Problem requirements —
Gather every line in the records below that contains the word "name".

— START Records —

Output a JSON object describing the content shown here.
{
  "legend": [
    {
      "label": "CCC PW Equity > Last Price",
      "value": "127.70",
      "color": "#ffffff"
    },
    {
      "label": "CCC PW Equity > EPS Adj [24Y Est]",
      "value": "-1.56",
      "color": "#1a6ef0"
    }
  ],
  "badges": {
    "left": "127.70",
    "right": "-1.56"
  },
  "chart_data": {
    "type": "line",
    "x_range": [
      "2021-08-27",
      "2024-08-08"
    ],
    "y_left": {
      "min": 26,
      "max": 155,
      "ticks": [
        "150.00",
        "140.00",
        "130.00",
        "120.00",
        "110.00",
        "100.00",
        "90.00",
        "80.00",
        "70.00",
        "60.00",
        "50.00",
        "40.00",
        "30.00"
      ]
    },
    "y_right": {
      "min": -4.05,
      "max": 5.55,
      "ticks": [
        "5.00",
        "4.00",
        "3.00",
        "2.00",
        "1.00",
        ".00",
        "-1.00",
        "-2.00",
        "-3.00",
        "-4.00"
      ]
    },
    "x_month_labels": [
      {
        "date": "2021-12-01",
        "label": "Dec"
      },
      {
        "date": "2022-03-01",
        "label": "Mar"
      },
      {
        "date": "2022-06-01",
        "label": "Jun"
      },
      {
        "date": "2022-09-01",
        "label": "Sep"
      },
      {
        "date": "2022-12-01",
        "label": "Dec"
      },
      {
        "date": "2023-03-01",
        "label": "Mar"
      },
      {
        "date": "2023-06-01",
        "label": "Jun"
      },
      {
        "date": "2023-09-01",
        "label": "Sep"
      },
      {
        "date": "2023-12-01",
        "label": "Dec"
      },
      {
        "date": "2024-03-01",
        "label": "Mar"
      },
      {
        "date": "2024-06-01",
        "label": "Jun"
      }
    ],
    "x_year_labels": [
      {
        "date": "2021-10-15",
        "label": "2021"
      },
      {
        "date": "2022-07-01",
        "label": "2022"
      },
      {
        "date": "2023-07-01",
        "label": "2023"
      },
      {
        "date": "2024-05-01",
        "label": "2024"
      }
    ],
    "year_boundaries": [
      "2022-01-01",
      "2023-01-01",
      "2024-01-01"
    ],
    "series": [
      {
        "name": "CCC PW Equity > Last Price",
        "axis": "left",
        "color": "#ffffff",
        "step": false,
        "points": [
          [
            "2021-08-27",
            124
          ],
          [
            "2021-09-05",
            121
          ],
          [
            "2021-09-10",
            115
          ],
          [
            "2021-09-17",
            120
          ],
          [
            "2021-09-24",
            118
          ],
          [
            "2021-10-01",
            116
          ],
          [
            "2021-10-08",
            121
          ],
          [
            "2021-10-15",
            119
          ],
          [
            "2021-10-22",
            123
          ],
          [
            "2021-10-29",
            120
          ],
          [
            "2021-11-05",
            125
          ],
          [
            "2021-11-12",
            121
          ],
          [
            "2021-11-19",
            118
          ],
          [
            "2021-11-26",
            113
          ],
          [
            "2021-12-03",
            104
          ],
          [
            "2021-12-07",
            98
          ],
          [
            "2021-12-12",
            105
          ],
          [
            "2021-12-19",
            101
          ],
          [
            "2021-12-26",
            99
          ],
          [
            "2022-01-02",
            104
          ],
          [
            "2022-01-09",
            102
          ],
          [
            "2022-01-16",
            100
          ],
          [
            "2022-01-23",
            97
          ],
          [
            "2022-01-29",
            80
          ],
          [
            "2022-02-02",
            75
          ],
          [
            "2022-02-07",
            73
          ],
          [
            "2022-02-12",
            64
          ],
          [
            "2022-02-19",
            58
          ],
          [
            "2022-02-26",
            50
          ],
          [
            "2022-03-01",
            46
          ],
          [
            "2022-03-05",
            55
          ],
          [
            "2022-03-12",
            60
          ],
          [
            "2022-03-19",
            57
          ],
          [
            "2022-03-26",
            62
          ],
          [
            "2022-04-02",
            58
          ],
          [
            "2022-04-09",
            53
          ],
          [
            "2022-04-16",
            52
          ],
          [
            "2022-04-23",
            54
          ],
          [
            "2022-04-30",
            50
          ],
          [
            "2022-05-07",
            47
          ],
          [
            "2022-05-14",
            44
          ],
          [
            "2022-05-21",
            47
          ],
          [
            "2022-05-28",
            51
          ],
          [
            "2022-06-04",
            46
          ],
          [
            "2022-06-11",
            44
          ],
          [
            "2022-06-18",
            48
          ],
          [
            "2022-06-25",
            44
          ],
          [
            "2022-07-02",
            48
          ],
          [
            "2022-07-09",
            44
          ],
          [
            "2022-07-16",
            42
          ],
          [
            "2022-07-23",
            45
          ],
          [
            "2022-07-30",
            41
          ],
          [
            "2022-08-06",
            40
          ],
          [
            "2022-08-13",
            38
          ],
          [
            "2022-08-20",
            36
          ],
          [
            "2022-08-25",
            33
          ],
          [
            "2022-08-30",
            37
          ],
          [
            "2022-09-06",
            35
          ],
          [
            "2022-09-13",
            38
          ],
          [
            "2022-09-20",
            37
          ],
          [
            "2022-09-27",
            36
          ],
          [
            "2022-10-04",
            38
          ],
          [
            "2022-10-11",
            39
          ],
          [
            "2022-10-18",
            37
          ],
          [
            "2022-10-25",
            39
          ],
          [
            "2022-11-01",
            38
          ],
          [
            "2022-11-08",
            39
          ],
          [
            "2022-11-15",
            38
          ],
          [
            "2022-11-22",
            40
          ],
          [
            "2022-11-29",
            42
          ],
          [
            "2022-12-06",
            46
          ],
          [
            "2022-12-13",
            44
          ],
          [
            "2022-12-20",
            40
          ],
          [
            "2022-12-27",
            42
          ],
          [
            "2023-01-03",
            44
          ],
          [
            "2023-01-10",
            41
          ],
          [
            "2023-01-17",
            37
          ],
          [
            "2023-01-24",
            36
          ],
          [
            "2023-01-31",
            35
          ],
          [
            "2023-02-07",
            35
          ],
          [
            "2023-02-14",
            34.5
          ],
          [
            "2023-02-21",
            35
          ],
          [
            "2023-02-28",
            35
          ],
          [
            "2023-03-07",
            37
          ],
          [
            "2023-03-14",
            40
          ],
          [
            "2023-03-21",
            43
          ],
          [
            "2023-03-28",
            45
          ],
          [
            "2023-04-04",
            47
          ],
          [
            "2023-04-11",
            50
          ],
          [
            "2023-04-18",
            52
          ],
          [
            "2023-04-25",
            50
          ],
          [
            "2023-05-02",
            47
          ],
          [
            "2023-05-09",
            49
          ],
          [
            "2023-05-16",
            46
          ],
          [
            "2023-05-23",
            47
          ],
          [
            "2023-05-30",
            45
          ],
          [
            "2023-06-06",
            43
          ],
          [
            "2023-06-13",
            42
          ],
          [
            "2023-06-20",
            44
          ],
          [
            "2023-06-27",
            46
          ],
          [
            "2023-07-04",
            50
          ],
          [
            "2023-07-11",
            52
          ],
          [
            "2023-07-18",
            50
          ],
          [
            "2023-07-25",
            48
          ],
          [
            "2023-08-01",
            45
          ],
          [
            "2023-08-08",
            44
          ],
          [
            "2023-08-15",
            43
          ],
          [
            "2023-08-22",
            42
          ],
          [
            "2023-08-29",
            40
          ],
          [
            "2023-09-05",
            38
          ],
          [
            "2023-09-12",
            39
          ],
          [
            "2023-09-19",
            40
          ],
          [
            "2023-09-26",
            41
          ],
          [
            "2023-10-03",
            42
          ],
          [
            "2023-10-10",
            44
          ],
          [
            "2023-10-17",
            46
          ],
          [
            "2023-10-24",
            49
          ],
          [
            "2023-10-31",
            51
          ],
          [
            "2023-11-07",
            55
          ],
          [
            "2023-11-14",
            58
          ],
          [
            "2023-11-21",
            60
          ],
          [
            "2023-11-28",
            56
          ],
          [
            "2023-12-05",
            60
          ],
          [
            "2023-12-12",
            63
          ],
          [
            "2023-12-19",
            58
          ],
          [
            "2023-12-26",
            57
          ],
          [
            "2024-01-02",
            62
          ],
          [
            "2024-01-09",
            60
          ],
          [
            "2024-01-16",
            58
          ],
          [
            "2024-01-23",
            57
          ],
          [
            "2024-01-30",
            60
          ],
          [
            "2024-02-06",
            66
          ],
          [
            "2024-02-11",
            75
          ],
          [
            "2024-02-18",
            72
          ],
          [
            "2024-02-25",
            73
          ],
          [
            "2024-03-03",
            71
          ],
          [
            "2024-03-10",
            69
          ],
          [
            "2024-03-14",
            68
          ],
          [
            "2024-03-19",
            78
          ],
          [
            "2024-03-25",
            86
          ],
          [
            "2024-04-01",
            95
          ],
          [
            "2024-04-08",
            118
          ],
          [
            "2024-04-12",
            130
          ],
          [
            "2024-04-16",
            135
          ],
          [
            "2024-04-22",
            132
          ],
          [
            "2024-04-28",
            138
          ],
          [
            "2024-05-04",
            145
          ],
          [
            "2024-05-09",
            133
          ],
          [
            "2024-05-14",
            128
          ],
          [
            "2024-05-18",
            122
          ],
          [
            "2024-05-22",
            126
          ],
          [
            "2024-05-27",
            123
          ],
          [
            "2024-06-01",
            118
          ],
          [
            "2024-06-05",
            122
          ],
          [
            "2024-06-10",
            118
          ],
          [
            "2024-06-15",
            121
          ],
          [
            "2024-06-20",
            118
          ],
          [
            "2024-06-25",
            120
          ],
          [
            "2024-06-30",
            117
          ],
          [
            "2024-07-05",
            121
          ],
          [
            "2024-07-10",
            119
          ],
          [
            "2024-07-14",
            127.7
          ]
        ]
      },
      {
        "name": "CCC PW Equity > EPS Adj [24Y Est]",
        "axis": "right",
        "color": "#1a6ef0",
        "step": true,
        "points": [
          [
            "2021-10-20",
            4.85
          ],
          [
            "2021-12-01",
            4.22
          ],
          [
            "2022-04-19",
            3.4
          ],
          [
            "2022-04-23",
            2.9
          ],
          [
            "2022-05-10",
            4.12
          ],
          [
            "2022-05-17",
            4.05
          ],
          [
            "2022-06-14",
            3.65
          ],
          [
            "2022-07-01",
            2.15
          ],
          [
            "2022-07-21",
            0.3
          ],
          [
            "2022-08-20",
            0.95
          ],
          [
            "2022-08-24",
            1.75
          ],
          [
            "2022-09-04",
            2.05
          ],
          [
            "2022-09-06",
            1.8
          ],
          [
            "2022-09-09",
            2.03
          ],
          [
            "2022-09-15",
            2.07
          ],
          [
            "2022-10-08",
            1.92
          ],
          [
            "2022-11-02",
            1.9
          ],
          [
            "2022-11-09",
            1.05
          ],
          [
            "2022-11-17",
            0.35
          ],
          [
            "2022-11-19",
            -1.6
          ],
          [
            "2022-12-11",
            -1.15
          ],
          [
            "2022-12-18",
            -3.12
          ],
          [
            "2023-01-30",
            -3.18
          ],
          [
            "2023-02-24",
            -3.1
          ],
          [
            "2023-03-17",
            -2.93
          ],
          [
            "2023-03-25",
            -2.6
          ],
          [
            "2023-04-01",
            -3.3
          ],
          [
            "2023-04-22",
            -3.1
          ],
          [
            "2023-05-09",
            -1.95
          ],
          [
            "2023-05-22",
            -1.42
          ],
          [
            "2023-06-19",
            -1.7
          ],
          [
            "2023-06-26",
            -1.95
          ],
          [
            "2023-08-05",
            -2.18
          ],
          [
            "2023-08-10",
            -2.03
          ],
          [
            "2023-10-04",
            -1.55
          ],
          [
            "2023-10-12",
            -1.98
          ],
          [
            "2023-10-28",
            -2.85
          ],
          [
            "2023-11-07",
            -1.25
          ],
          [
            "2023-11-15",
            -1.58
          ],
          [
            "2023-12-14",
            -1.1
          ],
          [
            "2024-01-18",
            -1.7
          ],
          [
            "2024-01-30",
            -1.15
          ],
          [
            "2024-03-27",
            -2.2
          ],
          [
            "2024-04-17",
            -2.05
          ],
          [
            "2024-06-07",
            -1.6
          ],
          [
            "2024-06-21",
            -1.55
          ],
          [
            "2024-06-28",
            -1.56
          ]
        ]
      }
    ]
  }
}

— END Records —

Solution for this problem —
        "name": "CCC PW Equity > Last Price",
        "name": "CCC PW Equity > EPS Adj [24Y Est]",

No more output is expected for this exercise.